◆ What you need to do ◆
Copy every line of the records below without any change, omitting the pictures.

(Layout annotation data)
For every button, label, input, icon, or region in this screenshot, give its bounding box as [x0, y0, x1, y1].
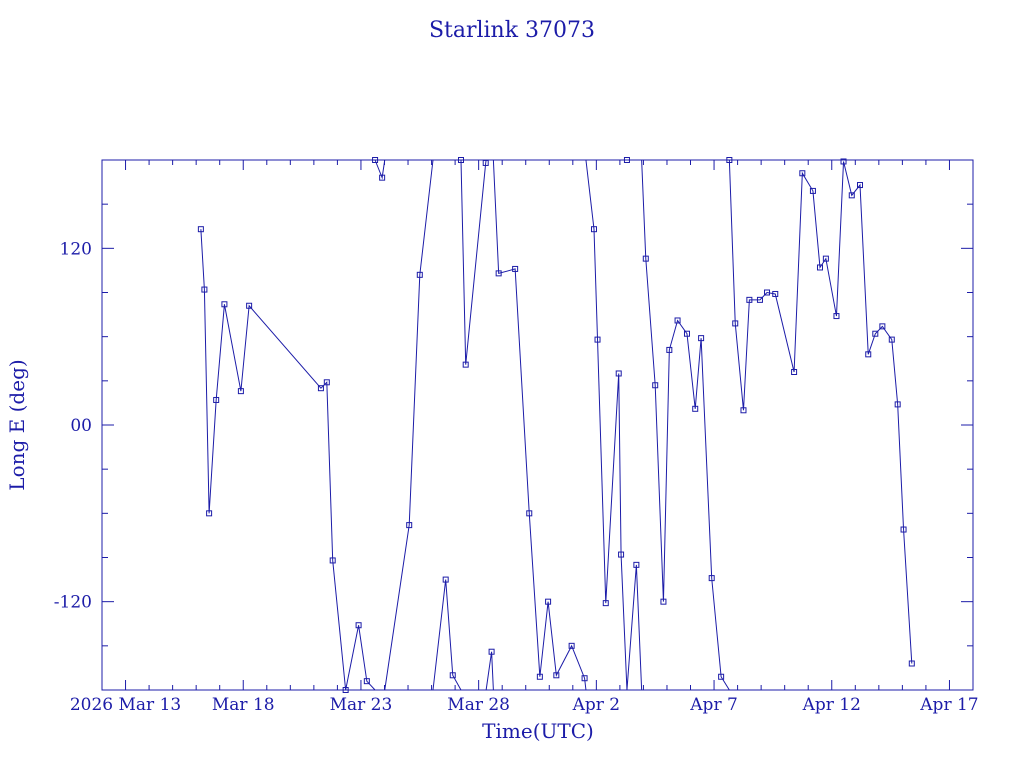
data-series [197, 157, 915, 693]
data-point [246, 302, 253, 309]
data-point [816, 264, 823, 271]
data-point [840, 158, 847, 165]
data-point [462, 361, 469, 368]
data-point [865, 351, 872, 358]
data-point [363, 678, 370, 685]
data-point [623, 157, 630, 163]
data-point [442, 576, 449, 583]
data-point [726, 157, 733, 163]
data-point [848, 192, 855, 199]
data-point [791, 369, 798, 375]
data-point [652, 382, 659, 389]
data-point [809, 187, 816, 194]
data-point [206, 510, 213, 517]
data-point [602, 600, 609, 607]
data-point [772, 290, 779, 297]
data-point [879, 323, 886, 330]
y-tick-label: -120 [54, 593, 92, 613]
data-point [553, 672, 560, 679]
data-point [213, 396, 220, 403]
data-point [329, 557, 336, 564]
data-point [488, 648, 495, 655]
data-point [718, 673, 725, 680]
data-point [416, 271, 423, 278]
x-tick-label: Mar 28 [447, 695, 510, 715]
data-point [666, 346, 673, 353]
data-point [197, 226, 204, 233]
data-point [495, 270, 502, 277]
data-point [833, 313, 840, 320]
data-point [674, 317, 681, 324]
data-point [732, 320, 739, 327]
data-point [764, 289, 771, 296]
data-point [323, 379, 330, 386]
data-point [568, 642, 575, 649]
data-point [888, 336, 895, 343]
data-point [872, 330, 879, 337]
data-point [512, 265, 519, 272]
data-point [536, 673, 543, 680]
x-tick-label: Mar 23 [330, 695, 393, 715]
data-point [317, 385, 324, 392]
plot-frame [101, 159, 974, 691]
x-tick-label: Apr 2 [572, 695, 621, 715]
data-point [756, 296, 763, 303]
data-point [618, 551, 625, 558]
data-point [615, 370, 622, 377]
data-point [482, 159, 489, 166]
x-axis-label: Time(UTC) [482, 719, 594, 743]
data-point [683, 330, 690, 337]
data-point [857, 182, 864, 189]
axis-ticks: 2026 Mar 13 Mar 18 Mar 23 Mar 28 Apr 2 Apr 7 A… [54, 160, 979, 715]
data-point [642, 255, 649, 262]
data-point [633, 561, 640, 568]
y-axis-label: Long E (deg) [5, 359, 29, 490]
y-tick-label: 120 [60, 239, 92, 259]
data-point [908, 660, 915, 667]
data-point [221, 301, 228, 308]
x-tick-label: Apr 7 [689, 695, 738, 715]
data-point [372, 157, 379, 163]
data-point [799, 170, 806, 177]
chart-title: Starlink 37073 [429, 18, 595, 43]
data-point [900, 526, 907, 533]
series-line [200, 159, 913, 691]
data-point [708, 575, 715, 582]
data-point [406, 522, 413, 529]
data-point [342, 687, 349, 693]
x-tick-label: 2026 Mar 13 [70, 695, 181, 715]
y-tick-label: 00 [70, 416, 92, 436]
x-tick-label: Apr 17 [919, 695, 978, 715]
data-point [894, 401, 901, 408]
data-point [457, 157, 464, 163]
x-tick-label: Mar 18 [212, 695, 275, 715]
data-point [698, 335, 705, 342]
data-point [355, 622, 362, 629]
data-point [822, 255, 829, 262]
data-point [237, 388, 244, 395]
data-point [594, 336, 601, 343]
data-point [526, 510, 533, 517]
data-point [590, 226, 597, 233]
x-tick-label: Apr 12 [802, 695, 861, 715]
data-point [581, 675, 588, 682]
data-point [201, 286, 208, 293]
data-point [660, 598, 667, 605]
data-point [746, 296, 753, 303]
data-point [379, 174, 386, 181]
data-point [449, 672, 456, 679]
data-point [692, 405, 699, 412]
data-point [545, 598, 552, 605]
data-point [740, 407, 747, 414]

◆ Written response ◆
For every button, label, input, icon, or region in this screenshot, give its bounding box as [x0, y0, x1, y1].
data-series [197, 157, 915, 693]
data-point [246, 302, 253, 309]
data-point [816, 264, 823, 271]
data-point [840, 158, 847, 165]
data-point [462, 361, 469, 368]
data-point [865, 351, 872, 358]
data-point [363, 678, 370, 685]
data-point [623, 157, 630, 163]
data-point [442, 576, 449, 583]
data-point [726, 157, 733, 163]
data-point [848, 192, 855, 199]
data-point [791, 369, 798, 375]
data-point [652, 382, 659, 389]
data-point [809, 187, 816, 194]
data-point [206, 510, 213, 517]
data-point [602, 600, 609, 607]
data-point [772, 290, 779, 297]
data-point [879, 323, 886, 330]
y-tick-label: -120 [54, 593, 92, 613]
data-point [553, 672, 560, 679]
data-point [213, 396, 220, 403]
data-point [329, 557, 336, 564]
data-point [488, 648, 495, 655]
data-point [718, 673, 725, 680]
data-point [416, 271, 423, 278]
x-tick-label: Mar 28 [447, 695, 510, 715]
data-point [666, 346, 673, 353]
data-point [197, 226, 204, 233]
data-point [495, 270, 502, 277]
data-point [833, 313, 840, 320]
data-point [674, 317, 681, 324]
data-point [732, 320, 739, 327]
data-point [764, 289, 771, 296]
data-point [323, 379, 330, 386]
data-point [568, 642, 575, 649]
data-point [888, 336, 895, 343]
data-point [872, 330, 879, 337]
data-point [512, 265, 519, 272]
data-point [536, 673, 543, 680]
x-tick-label: Mar 23 [330, 695, 393, 715]
data-point [317, 385, 324, 392]
plot-frame [101, 159, 974, 691]
x-tick-label: Apr 2 [572, 695, 621, 715]
data-point [756, 296, 763, 303]
data-point [618, 551, 625, 558]
data-point [615, 370, 622, 377]
data-point [482, 159, 489, 166]
x-axis-label: Time(UTC) [482, 719, 594, 743]
data-point [683, 330, 690, 337]
data-point [857, 182, 864, 189]
axis-ticks: 2026 Mar 13 Mar 18 Mar 23 Mar 28 Apr 2 Apr 7 A… [54, 160, 979, 715]
data-point [642, 255, 649, 262]
data-point [633, 561, 640, 568]
y-axis-label: Long E (deg) [5, 359, 29, 490]
y-tick-label: 120 [60, 239, 92, 259]
data-point [908, 660, 915, 667]
data-point [221, 301, 228, 308]
x-tick-label: Apr 7 [689, 695, 738, 715]
data-point [372, 157, 379, 163]
data-point [799, 170, 806, 177]
chart-title: Starlink 37073 [429, 18, 595, 43]
data-point [900, 526, 907, 533]
series-line [200, 159, 913, 691]
data-point [708, 575, 715, 582]
data-point [406, 522, 413, 529]
data-point [342, 687, 349, 693]
x-tick-label: 2026 Mar 13 [70, 695, 181, 715]
y-tick-label: 00 [70, 416, 92, 436]
x-tick-label: Apr 17 [919, 695, 978, 715]
data-point [894, 401, 901, 408]
data-point [457, 157, 464, 163]
x-tick-label: Mar 18 [212, 695, 275, 715]
data-point [698, 335, 705, 342]
data-point [355, 622, 362, 629]
data-point [822, 255, 829, 262]
data-point [237, 388, 244, 395]
data-point [594, 336, 601, 343]
data-point [526, 510, 533, 517]
data-point [590, 226, 597, 233]
x-tick-label: Apr 12 [802, 695, 861, 715]
data-point [581, 675, 588, 682]
data-point [201, 286, 208, 293]
data-point [660, 598, 667, 605]
data-point [746, 296, 753, 303]
data-point [379, 174, 386, 181]
data-point [449, 672, 456, 679]
data-point [692, 405, 699, 412]
data-point [545, 598, 552, 605]
data-point [740, 407, 747, 414]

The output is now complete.